TEXT EXCERPT:
Comment on "Donders, T.H. 2014. Middle Holocene humidity increase in Florida: climate or sea-level? Quaternary Science Reviews 103:170-174."

Product Type: 

Journal Article

Year: 

2015

Author(s): 

Glaser, P.H., B.C.S. Hansen, J.J. Donovan, T.J. Givnish, C.A. Stricker, and J.C. Volin.

Suggested Citation: 

Glaser, P.H., B.C.S. Hansen, J.J. Donovan, T.J. Givnish, C.A. Stricker, and J.C. Volin. 2015. Comment on “Donders, T.H. 2014. Middle Holocene humidity increase in Florida: climate or sea-level? Quaternary Science Reviews 103: 170-174”. Quaternary Science Reviews 128: 138-141. DOI: http://dx.doi.org/10.1016/j.quascirev.2015.09.006

Donders (2014) has recently proposed that the climate of Florida became progressively wetter over the past 5000 years in response to a marked strengthening of the El Niño regime. This reconstruction is largely based on a re-analysis of pollen records from regions north of Lake Okeechobee (Fig. 1) using a new set of pollen transfer functions. Donders concluded that a latitudinal gradient in precipitation prevailed across Florida since the mid Holocene, but the overall trend was toward progressively wetter conditions from 5000 cal BP to the present.

DATA LISTING:
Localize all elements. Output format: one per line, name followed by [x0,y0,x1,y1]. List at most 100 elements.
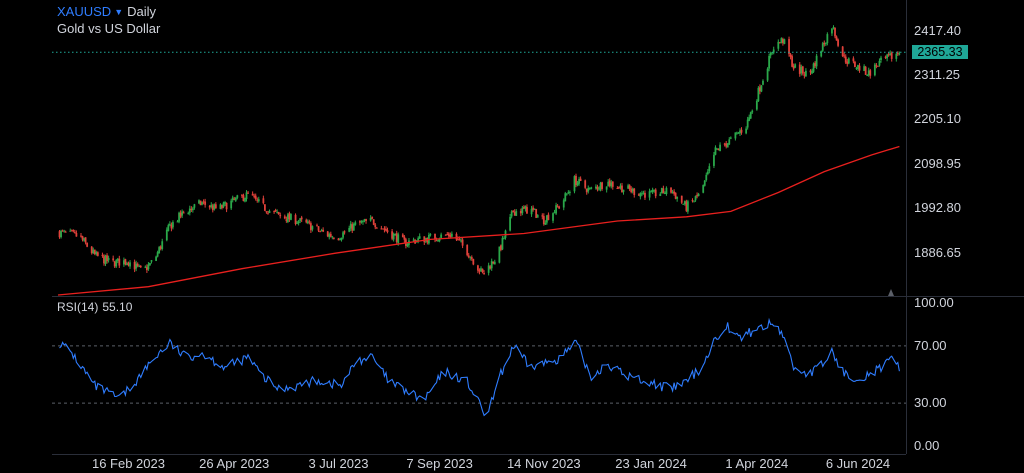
candle [526,204,528,214]
candle [725,140,728,149]
candle [884,55,887,60]
candle [172,220,174,230]
candle [513,209,516,216]
candle [202,199,205,205]
candle [149,262,151,266]
candle [867,67,870,77]
chevron-down-icon[interactable]: ▼ [114,7,124,17]
candle [233,196,236,201]
candle [86,242,89,248]
candle [877,65,879,67]
candle [170,222,173,232]
candle [547,212,550,221]
candle [95,250,98,256]
candle [694,195,697,202]
candle [746,116,749,130]
candle [708,163,711,174]
candle [159,245,162,251]
symbol-header[interactable]: XAUUSD ▼ Daily [57,4,156,19]
rsi-legend[interactable]: RSI(14) 55.10 [57,300,132,314]
candle [823,40,826,47]
time-axis-label: 26 Apr 2023 [199,456,270,471]
candle [317,226,320,233]
rsi-axis-label: 30.00 [914,395,947,411]
candle [104,254,107,267]
candle [349,220,352,232]
candle [369,215,372,222]
candle [279,212,282,219]
candle [300,215,303,223]
candle [500,244,502,252]
candle [247,190,249,194]
candle [719,142,721,152]
candle [665,186,668,196]
candle [519,208,522,217]
candle [90,245,93,255]
candle [777,39,780,51]
candle [150,259,153,264]
candle [783,38,786,45]
candle [466,244,469,257]
candle [854,60,856,68]
candle [329,231,332,238]
candle [274,208,277,212]
candle [371,216,374,220]
candle [739,128,741,137]
candle [178,211,180,224]
candle [268,209,271,214]
candle [648,188,651,201]
candle [478,268,481,275]
candle [112,255,115,262]
candle [686,199,689,214]
candle [69,228,72,232]
candle [768,53,771,72]
interval-label[interactable]: Daily [127,4,157,19]
candle [188,205,191,216]
candle [483,270,485,275]
candle [337,237,340,241]
candle [837,38,839,48]
candle [145,264,148,273]
candle [674,192,677,200]
candle [263,204,266,212]
rsi-axis-label: 100.00 [914,295,954,310]
candle [342,230,344,240]
candle [564,191,567,202]
candle [794,63,797,69]
candle [521,205,524,216]
candle [224,200,226,206]
candle [251,191,254,196]
moving-average-line [57,145,900,296]
scroll-to-realtime-icon[interactable] [888,289,894,296]
candle [320,228,323,232]
candle [417,236,420,244]
candle [716,148,718,150]
candle [179,210,182,219]
candle [129,260,131,269]
candle [245,190,248,202]
candle [863,64,866,72]
candle [80,232,82,238]
candle [391,228,393,241]
time-axis-label: 16 Feb 2023 [91,456,165,471]
candle [875,63,878,69]
candle [579,176,582,182]
candle [596,184,599,192]
candle [299,218,302,224]
candle [811,68,813,75]
candle [717,148,720,151]
candle [64,230,67,233]
candle [523,205,525,210]
candle [158,245,161,254]
candle [273,210,275,214]
candle [755,99,758,111]
candle [394,233,397,236]
candle [653,189,656,193]
candle [745,126,748,135]
symbol-label[interactable]: XAUUSD [57,4,112,19]
candle [869,68,872,79]
candle [101,252,104,258]
candle [567,190,570,195]
candle [403,235,406,243]
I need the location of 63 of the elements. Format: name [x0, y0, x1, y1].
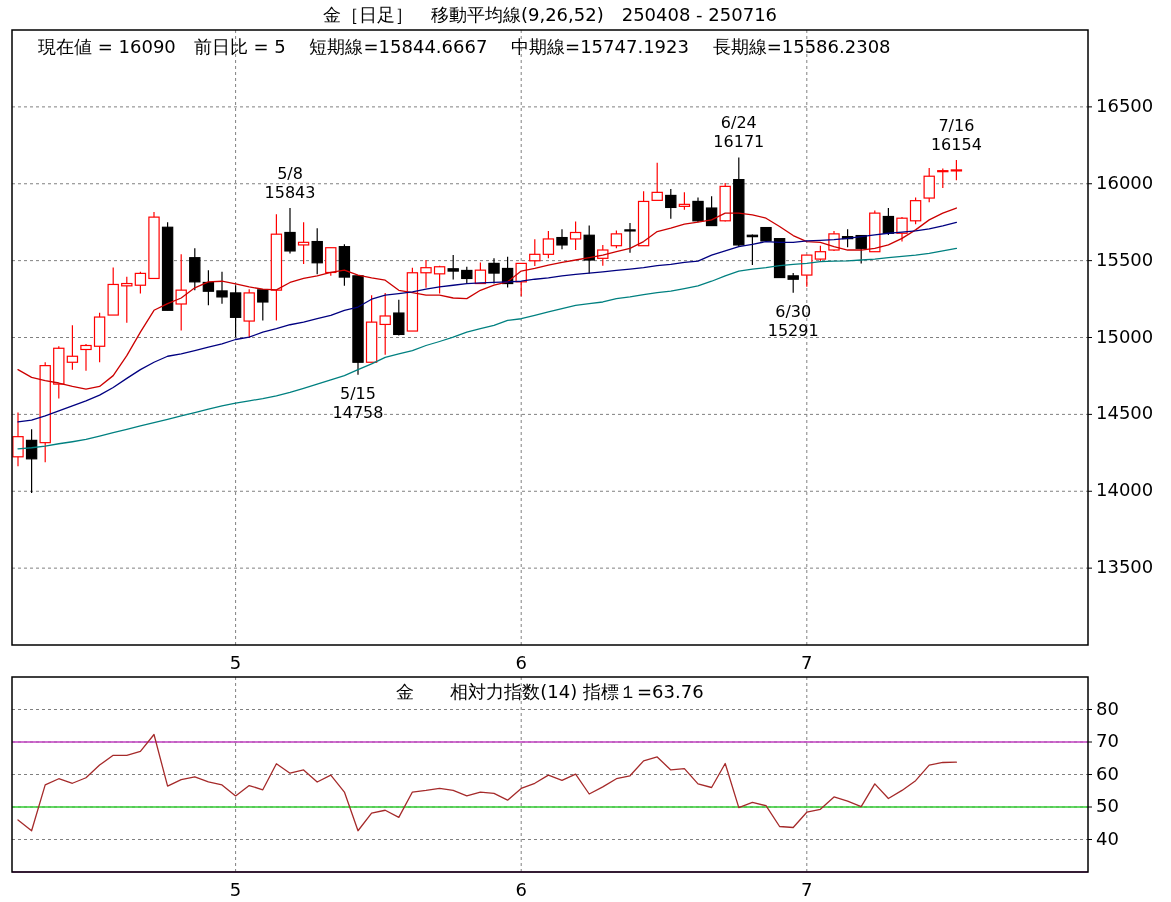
y-tick-label: 16000 — [1096, 171, 1154, 193]
y-tick-label: 80 — [1096, 697, 1119, 719]
chart-title: 金［日足］ 移動平均線(9,26,52) 250408 - 250716 — [322, 4, 778, 25]
x-tick-label: 6 — [515, 879, 527, 900]
x-tick-label: 5 — [229, 652, 242, 673]
candlestick — [950, 159, 963, 181]
annotation: 7/16 16154 — [930, 116, 982, 155]
y-tick-label: 60 — [1096, 762, 1119, 784]
candlestick — [80, 343, 92, 372]
candlestick — [855, 234, 867, 264]
candlestick — [420, 259, 432, 289]
candlestick — [134, 271, 147, 295]
annotation: 5/8 15843 — [264, 163, 316, 202]
candlestick — [379, 292, 391, 356]
candlestick — [488, 257, 500, 285]
candlestick — [651, 162, 663, 201]
candlestick — [529, 238, 541, 267]
candlestick — [12, 411, 24, 467]
candlestick — [202, 269, 215, 306]
candlestick — [284, 207, 296, 254]
annotation: 6/24 16171 — [713, 113, 765, 152]
chart-title: 金 相対力指数(14) 指標１=63.76 — [396, 681, 704, 702]
candlestick — [556, 228, 568, 250]
candlestick — [121, 276, 133, 324]
annotation: 6/30 15291 — [767, 301, 819, 340]
x-tick-label: 5 — [229, 879, 242, 900]
y-tick-label: 70 — [1096, 730, 1119, 751]
y-tick-label: 15000 — [1096, 325, 1154, 347]
y-tick-label: 14000 — [1096, 479, 1154, 501]
candlestick — [433, 265, 446, 295]
candlestick — [297, 221, 310, 265]
candlestick — [542, 230, 555, 259]
candlestick — [311, 227, 323, 275]
candlestick — [66, 324, 79, 371]
x-tick-label: 7 — [801, 652, 813, 673]
candlestick — [624, 222, 636, 254]
candlestick — [937, 167, 949, 189]
x-tick-label: 7 — [801, 879, 813, 900]
candlestick — [705, 195, 718, 227]
y-tick-label: 13500 — [1096, 556, 1154, 578]
x-tick-label: 6 — [515, 652, 527, 673]
chart-subtitle: 現在値 = 16090 前日比 = 5 短期線=15844.6667 中期線=15747.1923 長期線=15586.2308 — [38, 36, 891, 57]
y-tick-label: 14500 — [1096, 402, 1154, 424]
candlestick — [216, 271, 228, 305]
y-tick-label: 16500 — [1096, 94, 1154, 116]
candlestick — [257, 288, 269, 322]
candlestick — [692, 196, 704, 223]
candlestick — [801, 254, 813, 288]
candlestick — [882, 207, 895, 236]
candlestick — [787, 272, 799, 294]
y-tick-label: 15500 — [1096, 248, 1154, 270]
candlestick — [569, 220, 582, 251]
annotation: 5/15 14758 — [332, 383, 384, 422]
candlestick — [665, 188, 677, 220]
y-tick-label: 50 — [1096, 795, 1119, 816]
candlestick — [923, 167, 935, 203]
candlestick — [393, 299, 405, 337]
candlestick — [896, 216, 908, 243]
candlestick — [175, 253, 187, 332]
candlestick — [447, 254, 459, 281]
line-series — [17, 733, 958, 832]
y-tick-label: 40 — [1096, 827, 1119, 849]
candlestick — [909, 196, 922, 225]
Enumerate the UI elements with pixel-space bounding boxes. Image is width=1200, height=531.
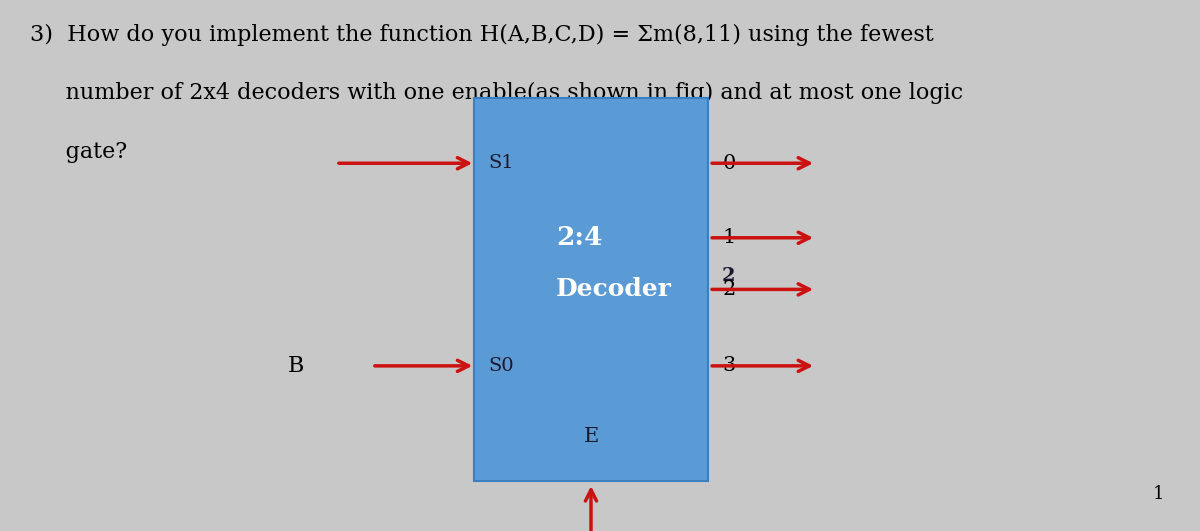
Text: 1: 1 <box>722 228 736 247</box>
Text: 1: 1 <box>1152 485 1164 503</box>
Text: 0: 0 <box>722 154 736 173</box>
Text: number of 2x4 decoders with one enable(as shown in fig) and at most one logic: number of 2x4 decoders with one enable(a… <box>30 82 964 105</box>
Text: 2:4: 2:4 <box>556 225 602 250</box>
Text: E: E <box>583 427 599 446</box>
Text: 3: 3 <box>722 356 736 375</box>
Text: 3)  How do you implement the function H(A,B,C,D) = Σm(8,11) using the fewest: 3) How do you implement the function H(A… <box>30 24 934 46</box>
Text: 2: 2 <box>722 280 736 299</box>
Bar <box>474 98 708 481</box>
Text: S0: S0 <box>488 357 514 375</box>
Text: S1: S1 <box>488 154 514 172</box>
Text: B: B <box>288 355 305 377</box>
Text: gate?: gate? <box>30 141 127 162</box>
Text: Decoder: Decoder <box>556 277 672 302</box>
Text: 2: 2 <box>721 267 736 285</box>
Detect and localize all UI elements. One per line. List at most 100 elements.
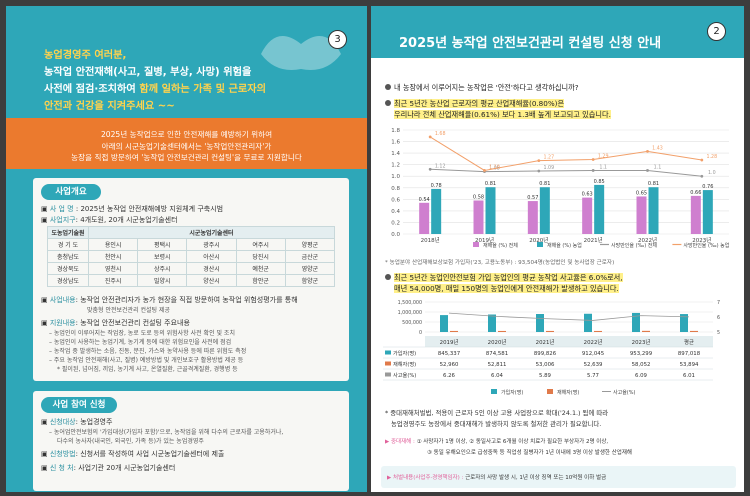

SET TASK A:
Answer each question using the Florida humidity comment, one answer per line, marked the same way.
(i) In which volume of Quaternary Science Reviews does the comment appear?
(ii) From what date did Donders find the overall trend toward wetter conditions began?
(iii) Pollen records from regions north of which lake were re-analyzed?
SET TASK B: Write a continuation of the passage on Florida's mid-Holocene climate, picking up right after its last sentence.

WRITTEN RESPONSE A:
(i) Volume 128
(ii) 5000 cal BP
(iii) Lake Okeechobee

WRITTEN RESPONSE B:
Donders (2014) also proposed that this climatic trend extended across South Florida despite contrary paleo-records from the Everglades. In particular he singled out the Northeast Shark River Slough (NESRS) record of Glaser et al. (2013) as an atypical local signal of paleo-environmental change that was biased by a misinterpretation of the ecology of pine and Amaranthaceae (Amaranth family). In response to this direct critique of our paleo-environmental interpretation, we wish to point out that:

  1. Our interpretation of the NESRS sedimentary sequence (site 4, Fig. 1A) was based on multiple lines of evidence that all indicate a shift from wetter to drier (i.e. less wet) conditions that occurred after 2800 cal BP.
  2. A similar climatic shift from wetter to less wet conditions was reported for this time interval from other sites in the Everglades (Willard et al., 2006 and Willard and Bernhardt, 2011) and also from the Caribbean region to the east (Hodell et al., 1991,Hodell et al., 1995 and Higuera-Gundy et al., 1999).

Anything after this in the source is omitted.